→ **Problem description**:
Quote all of the data exactly as given. Skip every picture it contains.

→ **Dataset**:
------------
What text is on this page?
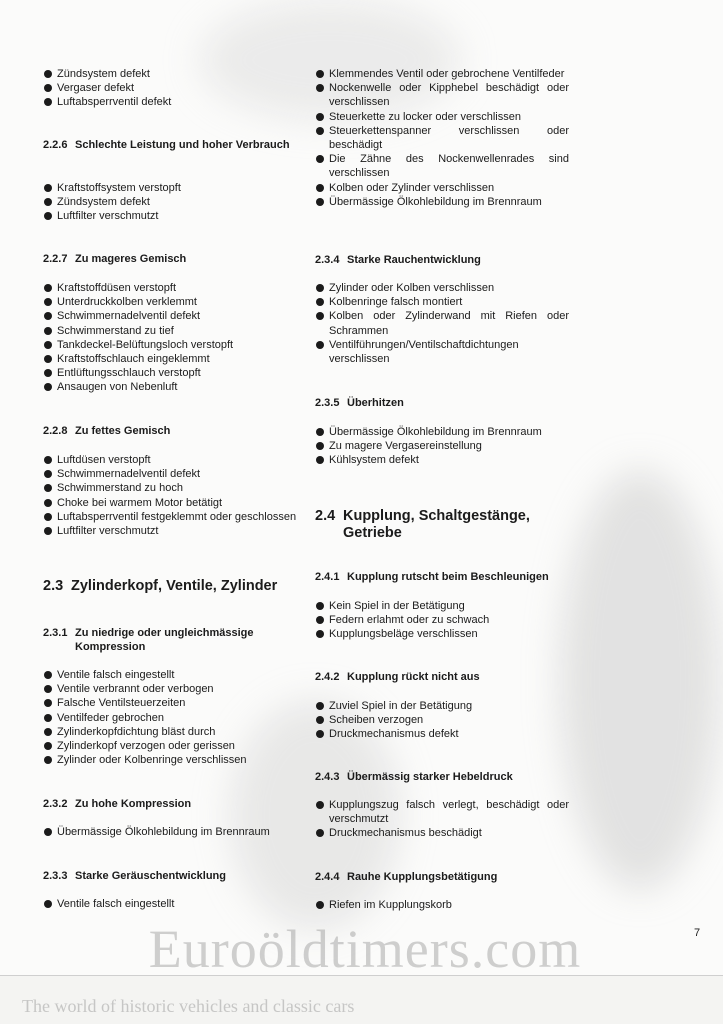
Zündsystem defekt
Vergaser defekt
Luftabsperrventil defekt
2.2.6 Schlechte Leistung und hoher Verbrauch
Kraftstoffsystem verstopft
Zündsystem defekt
Luftfilter verschmutzt
2.2.7 Zu mageres Gemisch
Kraftstoffdüsen verstopft
Unterdruckkolben verklemmt
Schwimmernadelventil defekt
Schwimmerstand zu tief
Tankdeckel-Belüftungsloch verstopft
Kraftstoffschlauch eingeklemmt
Entlüftungsschlauch verstopft
Ansaugen von Nebenluft
2.2.8 Zu fettes Gemisch
Luftdüsen verstopft
Schwimmernadelventil defekt
Schwimmerstand zu hoch
Choke bei warmem Motor betätigt
Luftabsperrventil festgeklemmt oder geschlossen
Luftfilter verschmutzt
2.3 Zylinderkopf, Ventile, Zylinder
2.3.1 Zu niedrige oder ungleichmässige Kompression
Ventile falsch eingestellt
Ventile verbrannt oder verbogen
Falsche Ventilsteuerzeiten
Ventilfeder gebrochen
Zylinderkopfdichtung bläst durch
Zylinderkopf verzogen oder gerissen
Zylinder oder Kolbenringe verschlissen
2.3.2 Zu hohe Kompression
Übermässige Ölkohlebildung im Brennraum
2.3.3 Starke Geräuschentwicklung
Ventile falsch eingestellt
Klemmendes Ventil oder gebrochene Ventilfeder
Nockenwelle oder Kipphebel beschädigt oder verschlissen
Steuerkette zu locker oder verschlissen
Steuerkettenspanner verschlissen oder beschädigt
Die Zähne des Nockenwellenrades sind verschlissen
Kolben oder Zylinder verschlissen
Übermässige Ölkohlebildung im Brennraum
2.3.4 Starke Rauchentwicklung
Zylinder oder Kolben verschlissen
Kolbenringe falsch montiert
Kolben oder Zylinderwand mit Riefen oder Schrammen
Ventilführungen/Ventilschaftdichtungen verschlissen
2.3.5 Überhitzen
Übermässige Ölkohlebildung im Brennraum
Zu magere Vergasereinstellung
Kühlsystem defekt
2.4 Kupplung, Schaltgestänge, Getriebe
2.4.1 Kupplung rutscht beim Beschleunigen
Kein Spiel in der Betätigung
Federn erlahmt oder zu schwach
Kupplungsbeläge verschlissen
2.4.2 Kupplung rückt nicht aus
Zuviel Spiel in der Betätigung
Scheiben verzogen
Druckmechanismus defekt
2.4.3 Übermässig starker Hebeldruck
Kupplungszug falsch verlegt, beschädigt oder verschmutzt
Druckmechanismus beschädigt
2.4.4 Rauhe Kupplungsbetätigung
Riefen im Kupplungskorb
7
Euroöldtimers.com
The world of historic vehicles and classic cars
------------
→ **Full answer**:
What text is on this page?
Zündsystem defekt
Vergaser defekt
Luftabsperrventil defekt
2.2.6 Schlechte Leistung und hoher Verbrauch
Kraftstoffsystem verstopft
Zündsystem defekt
Luftfilter verschmutzt
2.2.7 Zu mageres Gemisch
Kraftstoffdüsen verstopft
Unterdruckkolben verklemmt
Schwimmernadelventil defekt
Schwimmerstand zu tief
Tankdeckel-Belüftungsloch verstopft
Kraftstoffschlauch eingeklemmt
Entlüftungsschlauch verstopft
Ansaugen von Nebenluft
2.2.8 Zu fettes Gemisch
Luftdüsen verstopft
Schwimmernadelventil defekt
Schwimmerstand zu hoch
Choke bei warmem Motor betätigt
Luftabsperrventil festgeklemmt oder geschlossen
Luftfilter verschmutzt
2.3 Zylinderkopf, Ventile, Zylinder
2.3.1 Zu niedrige oder ungleichmässige Kompression
Ventile falsch eingestellt
Ventile verbrannt oder verbogen
Falsche Ventilsteuerzeiten
Ventilfeder gebrochen
Zylinderkopfdichtung bläst durch
Zylinderkopf verzogen oder gerissen
Zylinder oder Kolbenringe verschlissen
2.3.2 Zu hohe Kompression
Übermässige Ölkohlebildung im Brennraum
2.3.3 Starke Geräuschentwicklung
Ventile falsch eingestellt
Klemmendes Ventil oder gebrochene Ventilfeder
Nockenwelle oder Kipphebel beschädigt oder verschlissen
Steuerkette zu locker oder verschlissen
Steuerkettenspanner verschlissen oder beschädigt
Die Zähne des Nockenwellenrades sind verschlissen
Kolben oder Zylinder verschlissen
Übermässige Ölkohlebildung im Brennraum
2.3.4 Starke Rauchentwicklung
Zylinder oder Kolben verschlissen
Kolbenringe falsch montiert
Kolben oder Zylinderwand mit Riefen oder Schrammen
Ventilführungen/Ventilschaftdichtungen verschlissen
2.3.5 Überhitzen
Übermässige Ölkohlebildung im Brennraum
Zu magere Vergasereinstellung
Kühlsystem defekt
2.4 Kupplung, Schaltgestänge, Getriebe
2.4.1 Kupplung rutscht beim Beschleunigen
Kein Spiel in der Betätigung
Federn erlahmt oder zu schwach
Kupplungsbeläge verschlissen
2.4.2 Kupplung rückt nicht aus
Zuviel Spiel in der Betätigung
Scheiben verzogen
Druckmechanismus defekt
2.4.3 Übermässig starker Hebeldruck
Kupplungszug falsch verlegt, beschädigt oder verschmutzt
Druckmechanismus beschädigt
2.4.4 Rauhe Kupplungsbetätigung
Riefen im Kupplungskorb
7
Euroöldtimers.com
The world of historic vehicles and classic cars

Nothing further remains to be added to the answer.